**YOUR GOAL**
Make an exact copy of the entries below.

Collected data
● ● ● ● ●

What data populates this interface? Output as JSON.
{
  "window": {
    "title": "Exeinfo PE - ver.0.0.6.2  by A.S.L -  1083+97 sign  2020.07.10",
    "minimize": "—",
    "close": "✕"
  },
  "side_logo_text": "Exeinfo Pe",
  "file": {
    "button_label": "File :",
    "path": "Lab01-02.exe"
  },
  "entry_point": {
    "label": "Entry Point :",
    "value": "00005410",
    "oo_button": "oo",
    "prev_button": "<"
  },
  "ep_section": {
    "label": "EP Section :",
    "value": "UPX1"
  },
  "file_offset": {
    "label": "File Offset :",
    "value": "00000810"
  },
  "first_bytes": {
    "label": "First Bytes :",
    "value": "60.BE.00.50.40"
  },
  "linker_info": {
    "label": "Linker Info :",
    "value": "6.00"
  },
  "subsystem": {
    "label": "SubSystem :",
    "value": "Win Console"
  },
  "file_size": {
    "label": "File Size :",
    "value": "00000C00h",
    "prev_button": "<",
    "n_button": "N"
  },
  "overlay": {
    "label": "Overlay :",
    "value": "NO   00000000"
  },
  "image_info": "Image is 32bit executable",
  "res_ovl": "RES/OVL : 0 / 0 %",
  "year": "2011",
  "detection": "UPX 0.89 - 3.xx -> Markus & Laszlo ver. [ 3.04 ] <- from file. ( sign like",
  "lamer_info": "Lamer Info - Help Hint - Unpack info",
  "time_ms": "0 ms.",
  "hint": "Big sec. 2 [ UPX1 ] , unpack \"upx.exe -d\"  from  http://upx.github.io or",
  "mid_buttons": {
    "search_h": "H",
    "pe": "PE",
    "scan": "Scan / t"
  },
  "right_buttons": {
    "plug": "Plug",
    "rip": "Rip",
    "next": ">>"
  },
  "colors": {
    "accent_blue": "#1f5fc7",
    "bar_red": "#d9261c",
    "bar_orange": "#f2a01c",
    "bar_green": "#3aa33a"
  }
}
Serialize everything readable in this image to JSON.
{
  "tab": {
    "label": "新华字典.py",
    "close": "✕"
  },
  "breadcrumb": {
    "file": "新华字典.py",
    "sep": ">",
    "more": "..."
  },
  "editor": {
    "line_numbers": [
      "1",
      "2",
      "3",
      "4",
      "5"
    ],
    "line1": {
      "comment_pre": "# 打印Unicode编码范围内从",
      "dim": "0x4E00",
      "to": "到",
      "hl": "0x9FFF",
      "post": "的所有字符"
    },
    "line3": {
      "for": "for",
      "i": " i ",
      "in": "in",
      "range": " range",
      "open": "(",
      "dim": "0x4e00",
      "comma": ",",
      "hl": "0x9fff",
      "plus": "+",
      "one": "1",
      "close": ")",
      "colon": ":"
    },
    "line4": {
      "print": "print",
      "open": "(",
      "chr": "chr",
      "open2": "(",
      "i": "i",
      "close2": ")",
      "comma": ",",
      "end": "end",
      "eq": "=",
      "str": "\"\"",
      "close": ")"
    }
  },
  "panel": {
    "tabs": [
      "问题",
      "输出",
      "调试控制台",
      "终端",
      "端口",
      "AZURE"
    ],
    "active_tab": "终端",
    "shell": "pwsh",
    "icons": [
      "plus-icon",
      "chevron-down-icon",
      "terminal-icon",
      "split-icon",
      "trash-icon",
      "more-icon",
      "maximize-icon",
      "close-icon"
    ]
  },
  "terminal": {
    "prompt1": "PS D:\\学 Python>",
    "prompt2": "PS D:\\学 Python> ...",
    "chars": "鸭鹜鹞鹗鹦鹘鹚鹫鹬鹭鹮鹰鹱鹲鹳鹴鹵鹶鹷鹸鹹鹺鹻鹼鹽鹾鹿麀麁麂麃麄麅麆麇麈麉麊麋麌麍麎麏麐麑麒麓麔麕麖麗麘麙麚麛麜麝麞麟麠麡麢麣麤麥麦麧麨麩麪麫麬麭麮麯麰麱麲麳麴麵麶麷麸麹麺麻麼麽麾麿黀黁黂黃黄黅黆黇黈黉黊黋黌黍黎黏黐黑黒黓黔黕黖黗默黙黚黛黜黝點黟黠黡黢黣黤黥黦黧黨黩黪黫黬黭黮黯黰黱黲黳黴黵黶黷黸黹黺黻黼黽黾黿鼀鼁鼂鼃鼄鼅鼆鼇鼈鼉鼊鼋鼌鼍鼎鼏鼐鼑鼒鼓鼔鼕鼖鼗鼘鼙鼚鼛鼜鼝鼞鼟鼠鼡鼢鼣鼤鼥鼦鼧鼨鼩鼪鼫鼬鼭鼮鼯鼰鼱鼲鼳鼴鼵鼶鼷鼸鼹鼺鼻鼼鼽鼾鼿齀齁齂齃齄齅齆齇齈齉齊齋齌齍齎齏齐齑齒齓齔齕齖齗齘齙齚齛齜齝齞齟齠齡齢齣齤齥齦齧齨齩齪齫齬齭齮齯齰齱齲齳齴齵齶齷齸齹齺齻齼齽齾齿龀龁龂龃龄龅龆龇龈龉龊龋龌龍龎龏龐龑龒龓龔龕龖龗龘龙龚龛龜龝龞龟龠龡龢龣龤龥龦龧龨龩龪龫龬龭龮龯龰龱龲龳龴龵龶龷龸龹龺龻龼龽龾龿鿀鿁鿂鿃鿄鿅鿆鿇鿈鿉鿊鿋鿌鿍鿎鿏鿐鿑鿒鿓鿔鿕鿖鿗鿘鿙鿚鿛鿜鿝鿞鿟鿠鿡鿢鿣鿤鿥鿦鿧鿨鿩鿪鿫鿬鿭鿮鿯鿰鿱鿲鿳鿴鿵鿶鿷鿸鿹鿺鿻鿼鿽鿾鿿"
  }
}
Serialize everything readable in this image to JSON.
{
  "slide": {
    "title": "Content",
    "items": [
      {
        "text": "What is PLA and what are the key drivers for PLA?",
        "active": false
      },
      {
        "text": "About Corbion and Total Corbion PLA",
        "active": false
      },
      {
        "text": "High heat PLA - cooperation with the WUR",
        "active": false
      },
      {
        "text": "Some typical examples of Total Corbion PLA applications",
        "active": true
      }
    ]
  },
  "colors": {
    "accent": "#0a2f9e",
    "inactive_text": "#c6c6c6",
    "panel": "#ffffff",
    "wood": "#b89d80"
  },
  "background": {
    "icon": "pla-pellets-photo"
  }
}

● ● ● ● ●

**RESULT OF THIS EXERCISE**
What data populates this interface? Output as JSON.
{
  "window": {
    "title": "Exeinfo PE - ver.0.0.6.2  by A.S.L -  1083+97 sign  2020.07.10",
    "minimize": "—",
    "close": "✕"
  },
  "side_logo_text": "Exeinfo Pe",
  "file": {
    "button_label": "File :",
    "path": "Lab01-02.exe"
  },
  "entry_point": {
    "label": "Entry Point :",
    "value": "00005410",
    "oo_button": "oo",
    "prev_button": "<"
  },
  "ep_section": {
    "label": "EP Section :",
    "value": "UPX1"
  },
  "file_offset": {
    "label": "File Offset :",
    "value": "00000810"
  },
  "first_bytes": {
    "label": "First Bytes :",
    "value": "60.BE.00.50.40"
  },
  "linker_info": {
    "label": "Linker Info :",
    "value": "6.00"
  },
  "subsystem": {
    "label": "SubSystem :",
    "value": "Win Console"
  },
  "file_size": {
    "label": "File Size :",
    "value": "00000C00h",
    "prev_button": "<",
    "n_button": "N"
  },
  "overlay": {
    "label": "Overlay :",
    "value": "NO   00000000"
  },
  "image_info": "Image is 32bit executable",
  "res_ovl": "RES/OVL : 0 / 0 %",
  "year": "2011",
  "detection": "UPX 0.89 - 3.xx -> Markus & Laszlo ver. [ 3.04 ] <- from file. ( sign like",
  "lamer_info": "Lamer Info - Help Hint - Unpack info",
  "time_ms": "0 ms.",
  "hint": "Big sec. 2 [ UPX1 ] , unpack \"upx.exe -d\"  from  http://upx.github.io or",
  "mid_buttons": {
    "search_h": "H",
    "pe": "PE",
    "scan": "Scan / t"
  },
  "right_buttons": {
    "plug": "Plug",
    "rip": "Rip",
    "next": ">>"
  },
  "colors": {
    "accent_blue": "#1f5fc7",
    "bar_red": "#d9261c",
    "bar_orange": "#f2a01c",
    "bar_green": "#3aa33a"
  }
}
Serialize everything readable in this image to JSON.
{
  "tab": {
    "label": "新华字典.py",
    "close": "✕"
  },
  "breadcrumb": {
    "file": "新华字典.py",
    "sep": ">",
    "more": "..."
  },
  "editor": {
    "line_numbers": [
      "1",
      "2",
      "3",
      "4",
      "5"
    ],
    "line1": {
      "comment_pre": "# 打印Unicode编码范围内从",
      "dim": "0x4E00",
      "to": "到",
      "hl": "0x9FFF",
      "post": "的所有字符"
    },
    "line3": {
      "for": "for",
      "i": " i ",
      "in": "in",
      "range": " range",
      "open": "(",
      "dim": "0x4e00",
      "comma": ",",
      "hl": "0x9fff",
      "plus": "+",
      "one": "1",
      "close": ")",
      "colon": ":"
    },
    "line4": {
      "print": "print",
      "open": "(",
      "chr": "chr",
      "open2": "(",
      "i": "i",
      "close2": ")",
      "comma": ",",
      "end": "end",
      "eq": "=",
      "str": "\"\"",
      "close": ")"
    }
  },
  "panel": {
    "tabs": [
      "问题",
      "输出",
      "调试控制台",
      "终端",
      "端口",
      "AZURE"
    ],
    "active_tab": "终端",
    "shell": "pwsh",
    "icons": [
      "plus-icon",
      "chevron-down-icon",
      "terminal-icon",
      "split-icon",
      "trash-icon",
      "more-icon",
      "maximize-icon",
      "close-icon"
    ]
  },
  "terminal": {
    "prompt1": "PS D:\\学 Python>",
    "prompt2": "PS D:\\学 Python> ...",
    "chars": "鸭鹜鹞鹗鹦鹘鹚鹫鹬鹭鹮鹰鹱鹲鹳鹴鹵鹶鹷鹸鹹鹺鹻鹼鹽鹾鹿麀麁麂麃麄麅麆麇麈麉麊麋麌麍麎麏麐麑麒麓麔麕麖麗麘麙麚麛麜麝麞麟麠麡麢麣麤麥麦麧麨麩麪麫麬麭麮麯麰麱麲麳麴麵麶麷麸麹麺麻麼麽麾麿黀黁黂黃黄黅黆黇黈黉黊黋黌黍黎黏黐黑黒黓黔黕黖黗默黙黚黛黜黝點黟黠黡黢黣黤黥黦黧黨黩黪黫黬黭黮黯黰黱黲黳黴黵黶黷黸黹黺黻黼黽黾黿鼀鼁鼂鼃鼄鼅鼆鼇鼈鼉鼊鼋鼌鼍鼎鼏鼐鼑鼒鼓鼔鼕鼖鼗鼘鼙鼚鼛鼜鼝鼞鼟鼠鼡鼢鼣鼤鼥鼦鼧鼨鼩鼪鼫鼬鼭鼮鼯鼰鼱鼲鼳鼴鼵鼶鼷鼸鼹鼺鼻鼼鼽鼾鼿齀齁齂齃齄齅齆齇齈齉齊齋齌齍齎齏齐齑齒齓齔齕齖齗齘齙齚齛齜齝齞齟齠齡齢齣齤齥齦齧齨齩齪齫齬齭齮齯齰齱齲齳齴齵齶齷齸齹齺齻齼齽齾齿龀龁龂龃龄龅龆龇龈龉龊龋龌龍龎龏龐龑龒龓龔龕龖龗龘龙龚龛龜龝龞龟龠龡龢龣龤龥龦龧龨龩龪龫龬龭龮龯龰龱龲龳龴龵龶龷龸龹龺龻龼龽龾龿鿀鿁鿂鿃鿄鿅鿆鿇鿈鿉鿊鿋鿌鿍鿎鿏鿐鿑鿒鿓鿔鿕鿖鿗鿘鿙鿚鿛鿜鿝鿞鿟鿠鿡鿢鿣鿤鿥鿦鿧鿨鿩鿪鿫鿬鿭鿮鿯鿰鿱鿲鿳鿴鿵鿶鿷鿸鿹鿺鿻鿼鿽鿾鿿"
  }
}
Serialize everything readable in this image to JSON.
{
  "slide": {
    "title": "Content",
    "items": [
      {
        "text": "What is PLA and what are the key drivers for PLA?",
        "active": false
      },
      {
        "text": "About Corbion and Total Corbion PLA",
        "active": false
      },
      {
        "text": "High heat PLA - cooperation with the WUR",
        "active": false
      },
      {
        "text": "Some typical examples of Total Corbion PLA applications",
        "active": true
      }
    ]
  },
  "colors": {
    "accent": "#0a2f9e",
    "inactive_text": "#c6c6c6",
    "panel": "#ffffff",
    "wood": "#b89d80"
  },
  "background": {
    "icon": "pla-pellets-photo"
  }
}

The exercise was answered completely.